=== Selected passage ===
This list isn’t exhaustive, but it’s a good starting point. If you really get excited about this stuff (congratulations on being single!) then there is a ton of literature out there to review. I recommend starting with this paper [10] and spiraling out from there.
This stuff may seem a bit dry, but it’s really important because it formalizes the ways in which we can expect things to interact in space. Moreover, knowing all of the possible spatial relations allows us to create great software tools that can take these relationships into account.
Consider what would happen if we didn’t take these relationships into account. Let’s say you have 500 road segments that you’ve digitized to show your neighborhood’s streets. In order to ask a GIS to identify a driving route from one house to another, all of those road segments have to “know” how they are related to one another. So if your street intersects with the next street, we have to specify how both routes are topologically connected. This is how Mapquest or Google understands that when you leave a highway and go on an offramp that there are certain possibilities for navigation (the offramp is a one-way route and connects to a cross-street), and other things you can’t do (the offramp only allows right-hand turns at the end where it intersects with the cross-street). If you didn’t have a theory behind how things can relate, and ways to specify those spatial relations, you’d just have a zillion streets with their basic locations on Earth, but no way to actually use that information for routing.
Almost all of us have experienced the frustrating case where automagical navigation devices and websites have bad or missing topological information. We exit the highway believing we can make a left turn, but it turns out to be a one-way street and we can only go right. Much cursing ensues. Depending on how well we handle this problem, our topological relationship with our significant other may change drastically that night once we finally make it to the hotel.
There are two concepts of scale that are fundamental to Geography. Let’s talk first about scale as it pertains to maps. Map scale is the ratio of the distance on the map to the corresponding real distance on Earth. You’ll often see a bar drawn on a map that says 1 inch equals 10 miles, or something to that effect. This means that one inch of distance measured on the map can be considered equivalent to 10 miles of actual distance on the Earth. It’s common to see these equivalencies written in fractional form instead of plain English, e.g. 1:100 or 1/24000. These are called representative fractions.
=== Information supplied ===
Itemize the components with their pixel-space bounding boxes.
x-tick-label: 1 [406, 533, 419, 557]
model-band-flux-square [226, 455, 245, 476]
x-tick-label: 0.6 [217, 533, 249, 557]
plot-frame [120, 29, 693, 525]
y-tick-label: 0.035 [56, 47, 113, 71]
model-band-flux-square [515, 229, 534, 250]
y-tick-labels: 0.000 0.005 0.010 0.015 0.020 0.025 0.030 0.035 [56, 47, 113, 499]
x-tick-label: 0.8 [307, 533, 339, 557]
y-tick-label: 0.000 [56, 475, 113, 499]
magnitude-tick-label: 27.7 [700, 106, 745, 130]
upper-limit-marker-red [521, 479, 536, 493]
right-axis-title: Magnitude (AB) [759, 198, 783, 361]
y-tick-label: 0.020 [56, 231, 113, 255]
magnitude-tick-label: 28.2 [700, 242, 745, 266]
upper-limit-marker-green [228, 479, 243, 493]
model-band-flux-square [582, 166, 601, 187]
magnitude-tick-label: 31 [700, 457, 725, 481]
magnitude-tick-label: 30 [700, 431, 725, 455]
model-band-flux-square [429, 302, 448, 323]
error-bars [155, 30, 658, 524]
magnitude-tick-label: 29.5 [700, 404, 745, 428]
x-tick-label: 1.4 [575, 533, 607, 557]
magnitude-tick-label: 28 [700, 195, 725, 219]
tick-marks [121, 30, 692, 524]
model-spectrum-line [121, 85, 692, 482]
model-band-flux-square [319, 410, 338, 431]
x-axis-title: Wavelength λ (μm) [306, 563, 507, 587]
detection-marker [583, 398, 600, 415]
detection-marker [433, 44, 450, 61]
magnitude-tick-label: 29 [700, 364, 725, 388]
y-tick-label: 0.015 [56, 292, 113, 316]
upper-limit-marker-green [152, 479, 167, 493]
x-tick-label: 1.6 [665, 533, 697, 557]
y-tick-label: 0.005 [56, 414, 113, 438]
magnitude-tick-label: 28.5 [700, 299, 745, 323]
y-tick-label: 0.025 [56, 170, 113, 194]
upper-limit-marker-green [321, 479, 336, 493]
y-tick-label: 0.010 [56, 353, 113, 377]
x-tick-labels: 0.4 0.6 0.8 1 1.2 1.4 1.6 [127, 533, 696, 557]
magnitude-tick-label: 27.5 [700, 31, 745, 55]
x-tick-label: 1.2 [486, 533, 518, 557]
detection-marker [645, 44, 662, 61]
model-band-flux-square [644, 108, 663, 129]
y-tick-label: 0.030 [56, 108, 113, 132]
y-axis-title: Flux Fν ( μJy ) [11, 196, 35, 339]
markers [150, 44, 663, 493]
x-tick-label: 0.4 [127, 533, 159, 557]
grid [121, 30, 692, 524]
===
- [Exercise]: Can you retype the passage on spatial relations and map scale word for word, starting at "Almost all of" and ending at "to the hotel."?

- [Result for this task]:
Almost all of us have experienced the frustrating case where automagical navigation devices and websites have bad or missing topological information. We exit the highway believing we can make a left turn, but it turns out to be a one-way street and we can only go right. Much cursing ensues. Depending on how well we handle this problem, our topological relationship with our significant other may change drastically that night once we finally make it to the hotel.